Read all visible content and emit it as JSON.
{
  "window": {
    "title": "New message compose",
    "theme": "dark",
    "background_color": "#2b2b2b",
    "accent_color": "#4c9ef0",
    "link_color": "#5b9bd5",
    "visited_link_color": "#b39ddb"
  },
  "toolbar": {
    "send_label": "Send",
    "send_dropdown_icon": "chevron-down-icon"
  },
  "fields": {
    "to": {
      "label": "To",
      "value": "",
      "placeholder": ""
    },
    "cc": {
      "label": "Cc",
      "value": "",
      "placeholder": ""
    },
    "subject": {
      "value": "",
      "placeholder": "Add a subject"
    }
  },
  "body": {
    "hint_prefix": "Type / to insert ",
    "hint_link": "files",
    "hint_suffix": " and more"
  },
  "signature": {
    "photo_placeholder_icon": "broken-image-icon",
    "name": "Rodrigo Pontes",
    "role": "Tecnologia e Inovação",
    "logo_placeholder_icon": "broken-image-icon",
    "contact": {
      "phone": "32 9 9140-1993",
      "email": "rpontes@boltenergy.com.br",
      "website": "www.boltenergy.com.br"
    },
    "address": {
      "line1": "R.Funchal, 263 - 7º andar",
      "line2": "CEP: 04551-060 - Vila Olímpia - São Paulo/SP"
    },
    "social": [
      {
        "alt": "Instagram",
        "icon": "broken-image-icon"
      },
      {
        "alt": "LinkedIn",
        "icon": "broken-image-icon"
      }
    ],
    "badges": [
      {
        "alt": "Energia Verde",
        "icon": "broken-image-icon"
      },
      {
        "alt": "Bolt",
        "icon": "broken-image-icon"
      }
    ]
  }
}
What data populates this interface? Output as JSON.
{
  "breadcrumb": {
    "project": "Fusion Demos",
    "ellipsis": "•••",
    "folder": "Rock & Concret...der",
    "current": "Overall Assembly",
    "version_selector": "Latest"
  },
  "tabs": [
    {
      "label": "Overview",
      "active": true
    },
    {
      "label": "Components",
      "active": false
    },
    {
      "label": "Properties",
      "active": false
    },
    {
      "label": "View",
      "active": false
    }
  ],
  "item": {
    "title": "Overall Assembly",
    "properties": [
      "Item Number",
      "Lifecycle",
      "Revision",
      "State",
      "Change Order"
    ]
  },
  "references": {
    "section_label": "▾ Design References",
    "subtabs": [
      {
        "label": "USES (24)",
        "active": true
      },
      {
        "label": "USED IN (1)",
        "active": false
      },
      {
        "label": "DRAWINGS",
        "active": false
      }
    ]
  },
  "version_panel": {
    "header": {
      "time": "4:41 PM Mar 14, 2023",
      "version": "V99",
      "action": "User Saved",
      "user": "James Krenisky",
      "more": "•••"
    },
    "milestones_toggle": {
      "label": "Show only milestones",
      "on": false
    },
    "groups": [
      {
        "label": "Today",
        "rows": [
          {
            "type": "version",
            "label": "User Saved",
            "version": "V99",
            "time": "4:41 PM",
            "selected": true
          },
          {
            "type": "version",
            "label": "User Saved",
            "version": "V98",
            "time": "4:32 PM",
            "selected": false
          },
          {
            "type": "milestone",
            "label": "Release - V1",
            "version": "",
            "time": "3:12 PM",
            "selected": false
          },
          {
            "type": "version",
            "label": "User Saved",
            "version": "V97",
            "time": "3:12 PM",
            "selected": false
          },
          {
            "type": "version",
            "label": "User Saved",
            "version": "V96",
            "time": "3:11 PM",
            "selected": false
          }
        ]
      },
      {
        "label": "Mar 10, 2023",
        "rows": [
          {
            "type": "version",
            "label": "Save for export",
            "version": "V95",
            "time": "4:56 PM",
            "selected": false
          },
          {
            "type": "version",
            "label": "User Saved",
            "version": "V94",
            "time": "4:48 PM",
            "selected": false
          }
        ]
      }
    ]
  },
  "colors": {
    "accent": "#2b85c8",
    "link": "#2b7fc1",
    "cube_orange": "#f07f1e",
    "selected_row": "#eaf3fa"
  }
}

§ TASK TO CARRY OUT:
Copy out each line that contains the word "Assembly".

§ THE REPLY:
    "current": "Overall Assembly",
    "title": "Overall Assembly",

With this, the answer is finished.